The Invention of Wings by Sue Monk Kidd

October 26, 2017
By IsabellaConway BRONZE, Wyckoff, New Jersey
IsabellaConway BRONZE, Wyckoff, New Jersey
4 articles 0 photos 0 comments

“History is not just facts and events. History is also a pain in the heart and we repeat history until we are able to make another’s pain in the heart our own.” This quote perfectly depicts the essence of the novel, The Invention of Wings. Simply learning about the history of slavery is nothing like reading it from the fictional perspectives of the characters in this book.

The Invention of Wings written by Sue Monk Kidd is a story where two worlds collide. The novel has two protagonists that each share their side of the story by narrating alternate chapters. As the readers, we get to experience the same story through the eyes of two girls with completely opposite status and the impact is breathtaking.

PROMPT: Reproduce the passage of the review of The Invention of Wings starting at "The Invention of Wings by" and ending at "impact is breathtaking.".

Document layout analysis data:

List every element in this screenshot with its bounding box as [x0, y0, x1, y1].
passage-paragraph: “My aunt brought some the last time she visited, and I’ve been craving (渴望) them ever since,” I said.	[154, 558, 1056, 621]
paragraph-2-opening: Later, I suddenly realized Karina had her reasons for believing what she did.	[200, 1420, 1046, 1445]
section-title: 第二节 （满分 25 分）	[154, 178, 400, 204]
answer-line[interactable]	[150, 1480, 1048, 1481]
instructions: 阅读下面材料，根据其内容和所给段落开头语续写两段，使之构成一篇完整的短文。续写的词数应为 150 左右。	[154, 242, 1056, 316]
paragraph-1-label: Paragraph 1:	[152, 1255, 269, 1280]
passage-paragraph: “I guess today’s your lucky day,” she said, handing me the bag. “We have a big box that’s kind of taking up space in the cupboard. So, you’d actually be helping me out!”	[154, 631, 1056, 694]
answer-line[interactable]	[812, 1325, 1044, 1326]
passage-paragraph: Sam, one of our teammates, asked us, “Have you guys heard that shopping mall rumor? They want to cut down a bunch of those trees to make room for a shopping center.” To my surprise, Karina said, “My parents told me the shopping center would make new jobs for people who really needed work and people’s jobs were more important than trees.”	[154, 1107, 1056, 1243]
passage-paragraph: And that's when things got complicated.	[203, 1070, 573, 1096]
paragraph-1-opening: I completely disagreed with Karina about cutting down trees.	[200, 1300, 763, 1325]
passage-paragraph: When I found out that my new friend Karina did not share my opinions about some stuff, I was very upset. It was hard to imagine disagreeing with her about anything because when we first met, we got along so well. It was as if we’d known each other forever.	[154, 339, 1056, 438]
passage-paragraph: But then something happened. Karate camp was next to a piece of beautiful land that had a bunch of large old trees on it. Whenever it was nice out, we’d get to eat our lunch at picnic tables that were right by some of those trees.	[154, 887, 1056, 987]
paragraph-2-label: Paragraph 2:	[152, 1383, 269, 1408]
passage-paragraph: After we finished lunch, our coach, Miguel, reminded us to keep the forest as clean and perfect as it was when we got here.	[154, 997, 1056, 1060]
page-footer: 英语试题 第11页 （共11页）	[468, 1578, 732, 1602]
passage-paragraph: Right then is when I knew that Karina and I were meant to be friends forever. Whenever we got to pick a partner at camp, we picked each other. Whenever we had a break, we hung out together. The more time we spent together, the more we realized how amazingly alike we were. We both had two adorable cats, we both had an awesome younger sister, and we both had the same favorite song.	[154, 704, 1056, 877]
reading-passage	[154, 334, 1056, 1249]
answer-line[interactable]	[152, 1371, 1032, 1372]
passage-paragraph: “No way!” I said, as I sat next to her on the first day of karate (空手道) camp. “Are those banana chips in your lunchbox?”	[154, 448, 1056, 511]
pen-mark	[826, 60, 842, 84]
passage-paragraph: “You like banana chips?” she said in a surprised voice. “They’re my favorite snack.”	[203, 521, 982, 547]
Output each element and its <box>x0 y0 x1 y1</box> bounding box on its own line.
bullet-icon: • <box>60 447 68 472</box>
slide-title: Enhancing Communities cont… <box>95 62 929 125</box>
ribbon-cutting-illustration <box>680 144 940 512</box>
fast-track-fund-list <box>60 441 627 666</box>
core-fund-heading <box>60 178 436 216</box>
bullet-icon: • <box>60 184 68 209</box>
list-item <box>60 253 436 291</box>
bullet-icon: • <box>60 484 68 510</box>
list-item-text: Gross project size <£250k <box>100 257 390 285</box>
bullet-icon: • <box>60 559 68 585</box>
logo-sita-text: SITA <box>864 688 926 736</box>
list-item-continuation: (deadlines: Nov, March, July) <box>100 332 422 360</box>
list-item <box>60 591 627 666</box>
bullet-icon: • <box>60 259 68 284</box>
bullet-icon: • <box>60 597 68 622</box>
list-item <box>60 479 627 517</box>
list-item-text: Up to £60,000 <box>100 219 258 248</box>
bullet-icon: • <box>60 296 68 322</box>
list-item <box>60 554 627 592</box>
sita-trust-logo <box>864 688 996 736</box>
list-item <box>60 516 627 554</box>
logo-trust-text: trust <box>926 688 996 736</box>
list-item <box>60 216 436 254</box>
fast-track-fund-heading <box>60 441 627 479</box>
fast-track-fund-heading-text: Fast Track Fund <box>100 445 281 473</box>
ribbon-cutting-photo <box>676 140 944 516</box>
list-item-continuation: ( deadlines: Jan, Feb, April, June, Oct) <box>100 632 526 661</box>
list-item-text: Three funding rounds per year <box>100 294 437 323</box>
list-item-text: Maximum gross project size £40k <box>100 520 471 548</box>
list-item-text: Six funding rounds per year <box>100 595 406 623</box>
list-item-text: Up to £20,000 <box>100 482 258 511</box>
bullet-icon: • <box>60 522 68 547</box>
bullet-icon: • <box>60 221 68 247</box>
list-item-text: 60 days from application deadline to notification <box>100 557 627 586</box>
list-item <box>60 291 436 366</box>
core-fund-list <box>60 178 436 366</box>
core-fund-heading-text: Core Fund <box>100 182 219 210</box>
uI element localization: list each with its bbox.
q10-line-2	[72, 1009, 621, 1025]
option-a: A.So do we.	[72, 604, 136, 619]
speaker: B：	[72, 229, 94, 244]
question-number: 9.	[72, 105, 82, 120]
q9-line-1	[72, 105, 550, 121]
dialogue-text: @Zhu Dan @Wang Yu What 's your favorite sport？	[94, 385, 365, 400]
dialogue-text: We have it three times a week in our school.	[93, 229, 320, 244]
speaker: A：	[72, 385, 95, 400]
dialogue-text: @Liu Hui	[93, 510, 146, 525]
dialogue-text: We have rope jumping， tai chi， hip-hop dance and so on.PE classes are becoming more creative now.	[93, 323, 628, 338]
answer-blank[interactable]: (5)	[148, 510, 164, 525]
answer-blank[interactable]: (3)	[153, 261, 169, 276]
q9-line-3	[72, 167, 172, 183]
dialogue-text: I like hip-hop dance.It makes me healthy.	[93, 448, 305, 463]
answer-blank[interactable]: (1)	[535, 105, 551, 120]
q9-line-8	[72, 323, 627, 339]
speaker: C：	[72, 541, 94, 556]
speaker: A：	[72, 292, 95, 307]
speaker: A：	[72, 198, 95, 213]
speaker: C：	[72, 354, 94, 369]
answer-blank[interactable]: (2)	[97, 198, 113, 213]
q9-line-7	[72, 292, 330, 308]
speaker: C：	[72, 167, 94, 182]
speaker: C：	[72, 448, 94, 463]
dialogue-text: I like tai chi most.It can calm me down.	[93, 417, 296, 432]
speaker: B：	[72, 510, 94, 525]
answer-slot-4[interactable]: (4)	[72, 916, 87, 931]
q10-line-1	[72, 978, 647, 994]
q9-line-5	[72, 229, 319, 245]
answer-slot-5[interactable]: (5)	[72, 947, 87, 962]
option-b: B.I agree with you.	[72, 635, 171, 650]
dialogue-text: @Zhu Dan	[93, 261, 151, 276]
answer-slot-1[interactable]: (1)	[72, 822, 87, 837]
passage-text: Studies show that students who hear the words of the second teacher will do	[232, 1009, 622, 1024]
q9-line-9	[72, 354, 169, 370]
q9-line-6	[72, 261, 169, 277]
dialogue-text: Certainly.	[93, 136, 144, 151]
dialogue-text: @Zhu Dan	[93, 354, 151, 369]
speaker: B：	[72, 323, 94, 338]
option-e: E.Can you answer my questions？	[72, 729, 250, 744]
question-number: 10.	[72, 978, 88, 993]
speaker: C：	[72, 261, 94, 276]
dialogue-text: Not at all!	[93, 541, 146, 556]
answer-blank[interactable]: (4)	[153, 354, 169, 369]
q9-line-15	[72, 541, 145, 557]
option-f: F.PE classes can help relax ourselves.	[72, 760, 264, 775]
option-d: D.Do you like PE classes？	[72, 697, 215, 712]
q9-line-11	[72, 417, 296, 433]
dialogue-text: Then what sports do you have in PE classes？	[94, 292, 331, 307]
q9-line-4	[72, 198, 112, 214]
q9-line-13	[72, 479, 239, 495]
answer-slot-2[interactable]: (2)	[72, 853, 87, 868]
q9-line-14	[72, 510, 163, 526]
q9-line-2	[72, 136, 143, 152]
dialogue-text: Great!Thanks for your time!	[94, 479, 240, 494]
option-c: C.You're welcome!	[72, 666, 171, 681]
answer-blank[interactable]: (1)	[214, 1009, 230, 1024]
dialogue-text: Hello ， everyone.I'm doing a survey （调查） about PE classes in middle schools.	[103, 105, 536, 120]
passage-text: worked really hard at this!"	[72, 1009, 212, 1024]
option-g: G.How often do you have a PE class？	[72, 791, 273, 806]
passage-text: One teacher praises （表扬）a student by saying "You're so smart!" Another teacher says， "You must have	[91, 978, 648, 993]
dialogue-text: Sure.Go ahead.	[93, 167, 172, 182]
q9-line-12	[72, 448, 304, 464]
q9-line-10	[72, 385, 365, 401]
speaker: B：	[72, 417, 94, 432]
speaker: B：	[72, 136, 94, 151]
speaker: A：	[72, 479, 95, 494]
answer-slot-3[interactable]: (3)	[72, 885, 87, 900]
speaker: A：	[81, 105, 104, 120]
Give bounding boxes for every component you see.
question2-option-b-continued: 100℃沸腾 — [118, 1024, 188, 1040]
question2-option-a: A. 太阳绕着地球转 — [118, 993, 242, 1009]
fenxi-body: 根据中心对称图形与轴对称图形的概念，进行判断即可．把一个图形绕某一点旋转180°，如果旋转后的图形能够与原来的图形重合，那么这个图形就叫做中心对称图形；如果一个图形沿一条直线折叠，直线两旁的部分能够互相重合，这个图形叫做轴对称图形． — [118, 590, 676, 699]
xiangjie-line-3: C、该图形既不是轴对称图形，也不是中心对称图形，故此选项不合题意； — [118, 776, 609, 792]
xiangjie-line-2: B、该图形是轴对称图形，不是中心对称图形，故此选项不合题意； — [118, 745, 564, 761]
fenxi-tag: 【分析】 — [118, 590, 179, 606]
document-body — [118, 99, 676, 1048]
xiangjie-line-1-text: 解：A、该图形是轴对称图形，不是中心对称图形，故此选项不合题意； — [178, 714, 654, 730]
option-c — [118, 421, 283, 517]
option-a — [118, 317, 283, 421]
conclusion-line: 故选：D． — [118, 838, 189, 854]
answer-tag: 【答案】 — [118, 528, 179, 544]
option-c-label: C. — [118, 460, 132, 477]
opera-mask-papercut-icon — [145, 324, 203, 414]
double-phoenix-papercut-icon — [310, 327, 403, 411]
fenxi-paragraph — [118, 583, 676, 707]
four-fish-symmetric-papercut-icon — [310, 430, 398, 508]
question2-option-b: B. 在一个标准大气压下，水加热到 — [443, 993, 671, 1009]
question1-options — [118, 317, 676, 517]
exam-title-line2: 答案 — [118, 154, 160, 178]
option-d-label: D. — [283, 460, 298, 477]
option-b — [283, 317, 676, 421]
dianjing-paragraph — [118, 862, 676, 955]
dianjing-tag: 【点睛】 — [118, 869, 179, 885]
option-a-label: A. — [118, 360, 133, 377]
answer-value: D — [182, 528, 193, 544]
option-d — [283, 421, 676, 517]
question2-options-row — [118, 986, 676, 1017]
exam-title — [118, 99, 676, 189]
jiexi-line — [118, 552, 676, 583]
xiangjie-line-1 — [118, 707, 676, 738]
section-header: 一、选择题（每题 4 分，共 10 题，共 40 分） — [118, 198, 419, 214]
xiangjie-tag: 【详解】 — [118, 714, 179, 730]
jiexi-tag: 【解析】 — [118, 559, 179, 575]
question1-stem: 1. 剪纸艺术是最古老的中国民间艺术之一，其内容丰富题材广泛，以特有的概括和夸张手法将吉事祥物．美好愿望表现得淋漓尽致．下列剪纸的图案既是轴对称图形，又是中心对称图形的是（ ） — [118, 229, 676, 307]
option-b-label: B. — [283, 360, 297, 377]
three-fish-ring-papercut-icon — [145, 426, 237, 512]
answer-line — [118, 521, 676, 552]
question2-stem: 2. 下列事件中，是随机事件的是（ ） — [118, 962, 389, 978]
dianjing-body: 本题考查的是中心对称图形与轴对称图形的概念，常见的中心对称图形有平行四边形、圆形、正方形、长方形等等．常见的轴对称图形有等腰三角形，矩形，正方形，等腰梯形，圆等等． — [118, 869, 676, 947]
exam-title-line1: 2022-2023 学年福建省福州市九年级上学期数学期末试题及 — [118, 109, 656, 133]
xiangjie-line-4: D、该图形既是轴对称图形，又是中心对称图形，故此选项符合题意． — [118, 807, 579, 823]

FINISHED EXERCISE:
The Invention of Wings by Sue Monk Kidd

October 26, 2017
By IsabellaConway BRONZE, Wyckoff, New Jersey
IsabellaConway BRONZE, Wyckoff, New Jersey
4 articles 0 photos 0 comments

“History is not just facts and events. History is also a pain in the heart and we repeat history until we are able to make another’s pain in the heart our own.” This quote perfectly depicts the essence of the novel, The Invention of Wings. Simply learning about the history of slavery is nothing like reading it from the fictional perspectives of the characters in this book.

The Invention of Wings written by Sue Monk Kidd is a story where two worlds collide. The novel has two protagonists that each share their side of the story by narrating alternate chapters. As the readers, we get to experience the same story through the eyes of two girls with completely opposite status and the impact is breathtaking.